Top of Extract

The apps are targeted to specific national parks, and provide a plethora of popular and gorgeous photo spots: waterfalls, geysers, etc. Each location features multiple photos of that location, taken by professional photographers at different times of the day and night. Each photo in the app provides you with the details of the photo: ISO, f/stop, exposure time, lens, and the relative time of day the shot was taken. The photos are all geolocated, allowing you to plan travel itineraries so that you can recreate these photos on your own.

Each of the Travel Photo Guide applications is free to download and install, so that you can try it out to see if you like it. The trial lasts 30 days, and interestingly does not work inside the park it details. They check your coordinates when you launch the app to make sure you’re not using the trial inside the park. Also, the trial version includes only a single photo of each location included in the app.

You can unlock the full version, which will work inside the target park and provide a lot more photos of each specific location inside the park, for $9.99 through an in-app purchase. As it was explained to me, this satisfies users’ desire to have a try-before-you-buy option while sidestepping the development overhead of maintaining a free Lite version and the full version of the app. Says Jeff Elias, one of the brains behind the app:

Think of it like a browsing in a book store. We wanted to give them the same comfort level in trying Mobile42’s National Park Apps. We built a version with all of the content, but used the Apple in-app purchase to enable getting all of the photos and photo locations.

Bottom of Extract
Top of The data

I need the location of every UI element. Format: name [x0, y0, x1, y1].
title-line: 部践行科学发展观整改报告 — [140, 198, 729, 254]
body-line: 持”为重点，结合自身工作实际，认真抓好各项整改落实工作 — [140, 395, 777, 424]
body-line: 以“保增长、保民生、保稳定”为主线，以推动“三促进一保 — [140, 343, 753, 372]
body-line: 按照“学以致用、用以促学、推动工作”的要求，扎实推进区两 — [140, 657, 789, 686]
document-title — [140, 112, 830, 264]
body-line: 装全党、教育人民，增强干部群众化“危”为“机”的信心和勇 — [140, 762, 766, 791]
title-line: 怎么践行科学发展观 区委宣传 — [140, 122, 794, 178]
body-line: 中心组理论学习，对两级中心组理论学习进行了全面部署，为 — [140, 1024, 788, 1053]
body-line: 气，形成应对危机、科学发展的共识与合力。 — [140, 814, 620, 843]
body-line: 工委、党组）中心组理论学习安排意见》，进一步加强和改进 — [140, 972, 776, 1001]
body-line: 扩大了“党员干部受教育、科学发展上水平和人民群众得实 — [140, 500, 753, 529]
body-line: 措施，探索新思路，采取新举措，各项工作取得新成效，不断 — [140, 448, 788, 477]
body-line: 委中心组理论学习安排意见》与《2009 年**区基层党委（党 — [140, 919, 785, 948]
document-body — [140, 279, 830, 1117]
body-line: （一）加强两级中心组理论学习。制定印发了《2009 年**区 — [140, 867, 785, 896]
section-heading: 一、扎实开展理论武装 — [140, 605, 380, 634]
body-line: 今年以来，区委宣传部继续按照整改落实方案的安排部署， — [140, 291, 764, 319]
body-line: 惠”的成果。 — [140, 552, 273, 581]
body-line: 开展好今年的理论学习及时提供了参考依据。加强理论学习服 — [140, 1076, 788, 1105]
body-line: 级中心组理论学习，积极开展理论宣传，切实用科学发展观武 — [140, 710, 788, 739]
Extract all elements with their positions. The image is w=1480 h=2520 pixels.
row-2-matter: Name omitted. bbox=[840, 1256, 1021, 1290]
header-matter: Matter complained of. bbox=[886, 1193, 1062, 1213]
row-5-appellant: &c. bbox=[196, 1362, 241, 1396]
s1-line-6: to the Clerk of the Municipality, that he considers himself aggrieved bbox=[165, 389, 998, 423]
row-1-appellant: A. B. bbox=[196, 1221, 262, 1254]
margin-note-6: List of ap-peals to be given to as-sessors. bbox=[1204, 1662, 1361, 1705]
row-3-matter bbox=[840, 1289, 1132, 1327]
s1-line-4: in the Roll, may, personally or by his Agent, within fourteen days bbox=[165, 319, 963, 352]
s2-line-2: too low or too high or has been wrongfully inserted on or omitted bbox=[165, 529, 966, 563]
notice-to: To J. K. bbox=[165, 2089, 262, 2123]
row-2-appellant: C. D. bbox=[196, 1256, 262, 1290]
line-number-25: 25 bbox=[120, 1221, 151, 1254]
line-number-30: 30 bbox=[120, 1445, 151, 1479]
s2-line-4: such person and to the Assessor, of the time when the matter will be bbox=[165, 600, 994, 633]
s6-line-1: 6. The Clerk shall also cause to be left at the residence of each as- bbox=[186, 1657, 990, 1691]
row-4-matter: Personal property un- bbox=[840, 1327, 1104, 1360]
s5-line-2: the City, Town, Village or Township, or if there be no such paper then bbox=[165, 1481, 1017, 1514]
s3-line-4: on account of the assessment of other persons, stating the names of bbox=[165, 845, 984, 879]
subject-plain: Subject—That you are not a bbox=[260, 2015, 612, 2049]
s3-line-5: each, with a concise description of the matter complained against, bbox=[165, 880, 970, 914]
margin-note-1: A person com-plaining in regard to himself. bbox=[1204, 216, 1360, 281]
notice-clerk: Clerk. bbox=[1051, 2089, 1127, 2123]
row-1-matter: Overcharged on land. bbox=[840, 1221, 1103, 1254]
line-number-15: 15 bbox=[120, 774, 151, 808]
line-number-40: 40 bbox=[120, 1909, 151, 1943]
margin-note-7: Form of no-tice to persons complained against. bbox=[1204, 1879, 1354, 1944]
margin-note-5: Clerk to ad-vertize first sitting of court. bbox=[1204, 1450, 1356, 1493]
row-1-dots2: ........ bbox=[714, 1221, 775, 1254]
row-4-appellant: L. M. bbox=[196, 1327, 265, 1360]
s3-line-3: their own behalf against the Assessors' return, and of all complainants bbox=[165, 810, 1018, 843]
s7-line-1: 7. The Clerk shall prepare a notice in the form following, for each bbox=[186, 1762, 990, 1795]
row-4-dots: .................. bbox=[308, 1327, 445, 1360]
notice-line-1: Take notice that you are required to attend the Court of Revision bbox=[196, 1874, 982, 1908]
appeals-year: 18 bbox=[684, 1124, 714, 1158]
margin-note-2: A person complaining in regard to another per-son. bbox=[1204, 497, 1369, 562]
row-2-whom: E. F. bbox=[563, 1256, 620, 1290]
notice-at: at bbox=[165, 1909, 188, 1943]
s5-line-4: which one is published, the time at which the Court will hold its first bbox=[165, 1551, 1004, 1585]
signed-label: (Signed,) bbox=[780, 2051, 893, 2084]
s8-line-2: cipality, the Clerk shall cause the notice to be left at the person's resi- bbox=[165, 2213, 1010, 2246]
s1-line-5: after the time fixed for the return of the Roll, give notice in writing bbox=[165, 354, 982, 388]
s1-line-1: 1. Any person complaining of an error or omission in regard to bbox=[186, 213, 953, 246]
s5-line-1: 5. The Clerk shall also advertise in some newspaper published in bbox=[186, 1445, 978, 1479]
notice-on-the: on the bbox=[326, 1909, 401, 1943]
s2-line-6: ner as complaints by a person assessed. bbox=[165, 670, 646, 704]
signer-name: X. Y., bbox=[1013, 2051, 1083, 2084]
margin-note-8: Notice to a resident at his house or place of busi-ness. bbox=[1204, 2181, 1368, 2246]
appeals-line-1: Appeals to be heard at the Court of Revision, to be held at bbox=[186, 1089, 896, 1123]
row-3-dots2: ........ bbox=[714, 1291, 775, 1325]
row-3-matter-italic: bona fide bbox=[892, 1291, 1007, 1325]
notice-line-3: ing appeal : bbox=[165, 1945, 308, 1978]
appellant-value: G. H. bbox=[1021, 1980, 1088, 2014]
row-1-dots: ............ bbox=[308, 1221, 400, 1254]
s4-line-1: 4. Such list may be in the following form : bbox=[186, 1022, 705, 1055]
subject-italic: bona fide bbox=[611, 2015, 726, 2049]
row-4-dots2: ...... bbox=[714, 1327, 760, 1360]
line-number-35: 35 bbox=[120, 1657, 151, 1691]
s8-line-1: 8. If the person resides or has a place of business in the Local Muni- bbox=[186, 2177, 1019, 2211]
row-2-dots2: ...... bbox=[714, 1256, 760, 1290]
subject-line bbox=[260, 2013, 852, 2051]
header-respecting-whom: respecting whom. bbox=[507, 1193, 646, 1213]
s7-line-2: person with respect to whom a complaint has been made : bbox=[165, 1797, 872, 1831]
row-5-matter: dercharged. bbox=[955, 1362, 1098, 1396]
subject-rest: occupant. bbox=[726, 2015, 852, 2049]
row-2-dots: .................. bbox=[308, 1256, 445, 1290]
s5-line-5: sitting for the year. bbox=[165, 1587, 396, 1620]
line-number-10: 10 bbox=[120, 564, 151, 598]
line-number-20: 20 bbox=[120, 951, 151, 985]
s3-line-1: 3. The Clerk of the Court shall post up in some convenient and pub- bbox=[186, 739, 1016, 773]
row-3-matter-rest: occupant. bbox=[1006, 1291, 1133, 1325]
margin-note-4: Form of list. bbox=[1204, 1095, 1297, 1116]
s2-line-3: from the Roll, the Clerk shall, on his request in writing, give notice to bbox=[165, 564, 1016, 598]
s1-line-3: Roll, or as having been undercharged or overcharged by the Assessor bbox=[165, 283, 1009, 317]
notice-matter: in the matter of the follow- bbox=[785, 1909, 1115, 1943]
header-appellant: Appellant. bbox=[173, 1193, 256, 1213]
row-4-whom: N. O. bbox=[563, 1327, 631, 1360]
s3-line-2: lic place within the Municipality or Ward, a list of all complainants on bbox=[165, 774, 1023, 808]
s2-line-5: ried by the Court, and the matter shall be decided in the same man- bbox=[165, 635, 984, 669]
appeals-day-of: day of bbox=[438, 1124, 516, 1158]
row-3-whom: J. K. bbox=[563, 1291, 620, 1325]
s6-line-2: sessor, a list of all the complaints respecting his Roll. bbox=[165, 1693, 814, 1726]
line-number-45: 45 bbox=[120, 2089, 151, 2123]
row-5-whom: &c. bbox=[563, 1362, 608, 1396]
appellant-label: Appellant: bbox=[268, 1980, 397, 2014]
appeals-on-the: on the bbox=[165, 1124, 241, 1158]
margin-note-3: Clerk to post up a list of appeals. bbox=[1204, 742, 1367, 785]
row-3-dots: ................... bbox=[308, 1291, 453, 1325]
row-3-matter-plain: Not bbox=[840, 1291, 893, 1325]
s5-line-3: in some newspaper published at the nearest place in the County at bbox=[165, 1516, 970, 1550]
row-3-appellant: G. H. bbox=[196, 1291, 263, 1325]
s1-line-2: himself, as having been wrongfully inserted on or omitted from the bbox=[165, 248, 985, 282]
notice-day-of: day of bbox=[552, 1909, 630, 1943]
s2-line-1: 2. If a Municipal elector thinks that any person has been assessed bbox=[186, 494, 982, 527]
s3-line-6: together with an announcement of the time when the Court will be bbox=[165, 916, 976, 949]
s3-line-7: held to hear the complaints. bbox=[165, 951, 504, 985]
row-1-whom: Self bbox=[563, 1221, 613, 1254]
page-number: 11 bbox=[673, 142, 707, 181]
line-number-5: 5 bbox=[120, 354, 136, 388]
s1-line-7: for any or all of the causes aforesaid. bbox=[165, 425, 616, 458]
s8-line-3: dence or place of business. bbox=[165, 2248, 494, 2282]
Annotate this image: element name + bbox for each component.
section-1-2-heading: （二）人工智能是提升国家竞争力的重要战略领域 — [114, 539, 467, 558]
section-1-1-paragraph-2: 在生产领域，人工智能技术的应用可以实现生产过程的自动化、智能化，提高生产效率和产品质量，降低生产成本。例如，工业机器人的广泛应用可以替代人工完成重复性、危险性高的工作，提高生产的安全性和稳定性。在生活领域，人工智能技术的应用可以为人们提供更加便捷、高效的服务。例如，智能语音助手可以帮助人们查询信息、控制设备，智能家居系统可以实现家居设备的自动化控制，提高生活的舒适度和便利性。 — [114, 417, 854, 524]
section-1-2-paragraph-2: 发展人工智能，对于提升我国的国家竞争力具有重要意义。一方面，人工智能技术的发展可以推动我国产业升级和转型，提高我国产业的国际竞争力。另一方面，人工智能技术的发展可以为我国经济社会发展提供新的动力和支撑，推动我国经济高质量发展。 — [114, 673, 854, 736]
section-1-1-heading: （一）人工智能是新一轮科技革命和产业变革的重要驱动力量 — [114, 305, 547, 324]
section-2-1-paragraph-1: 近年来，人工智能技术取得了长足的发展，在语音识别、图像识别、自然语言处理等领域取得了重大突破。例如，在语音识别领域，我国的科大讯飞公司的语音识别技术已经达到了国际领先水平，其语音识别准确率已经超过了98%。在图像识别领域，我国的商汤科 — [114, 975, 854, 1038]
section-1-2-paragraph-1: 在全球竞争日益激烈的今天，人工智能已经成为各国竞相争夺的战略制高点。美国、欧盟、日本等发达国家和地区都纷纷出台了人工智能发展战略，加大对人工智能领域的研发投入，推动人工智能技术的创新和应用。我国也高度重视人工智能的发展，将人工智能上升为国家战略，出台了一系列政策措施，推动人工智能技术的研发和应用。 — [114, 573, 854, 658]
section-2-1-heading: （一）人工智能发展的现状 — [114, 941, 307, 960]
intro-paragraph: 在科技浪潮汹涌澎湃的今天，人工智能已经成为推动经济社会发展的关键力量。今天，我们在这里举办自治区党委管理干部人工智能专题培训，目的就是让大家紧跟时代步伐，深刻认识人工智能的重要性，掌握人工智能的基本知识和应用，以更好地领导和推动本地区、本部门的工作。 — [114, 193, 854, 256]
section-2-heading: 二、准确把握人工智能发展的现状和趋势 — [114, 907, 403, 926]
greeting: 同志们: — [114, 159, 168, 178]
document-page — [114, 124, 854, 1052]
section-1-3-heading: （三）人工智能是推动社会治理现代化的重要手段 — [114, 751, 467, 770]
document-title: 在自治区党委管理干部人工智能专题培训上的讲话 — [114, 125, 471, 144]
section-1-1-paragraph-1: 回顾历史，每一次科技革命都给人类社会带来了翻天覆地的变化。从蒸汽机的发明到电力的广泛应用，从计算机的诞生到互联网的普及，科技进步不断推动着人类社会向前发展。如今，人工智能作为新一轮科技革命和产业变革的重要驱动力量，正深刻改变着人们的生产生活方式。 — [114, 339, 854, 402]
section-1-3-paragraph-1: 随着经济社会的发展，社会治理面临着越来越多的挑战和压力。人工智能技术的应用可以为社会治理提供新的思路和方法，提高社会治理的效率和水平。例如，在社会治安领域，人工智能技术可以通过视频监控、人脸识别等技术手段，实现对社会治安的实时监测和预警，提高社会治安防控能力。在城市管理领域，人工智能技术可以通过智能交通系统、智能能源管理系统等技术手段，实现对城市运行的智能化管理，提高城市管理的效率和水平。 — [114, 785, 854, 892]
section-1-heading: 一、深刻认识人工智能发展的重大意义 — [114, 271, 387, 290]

Bottom of The data

— Exercise instructions —
- 1) From the passage on the national park photo apps, list every photo detail each photo in the app provides.
- 2) Carry on the passage on the national park photo apps from the end of its last sentence.

— Exercise answers —
- 1) ISO, f/stop, exposure time, lens, and the relative time of day the shot was taken

- 2)
The apps provide a pretty comprehensive suite of camera setting suggestions in order to help you get great photos: depth of field calculator, focus finder, exposure suggestions for different conditions, even a High Dynamic Range calculator.

And now here’s a funny little story for you. A lot of the stuff that gets reviewed on MobileCrunch is pitched to us by PR companies: we try our best to stay ahead of the curve and bring you interesting new content on our own, but the reality is that there are far more apps out there than we could ever discover on our own. The Travel Photo Guides app came to my attention when one of the developers entered into a CrunchGear contest. He flubbed his entry, and against my better judgement I sent him an email telling him to read the full content rules and try submitting again. This led to a brief email exchange, which finally led to him telling me about their apps clearing the App Store approval process. There’s no moral to this story, really: I just enjoy these kinds of serendipitous moments.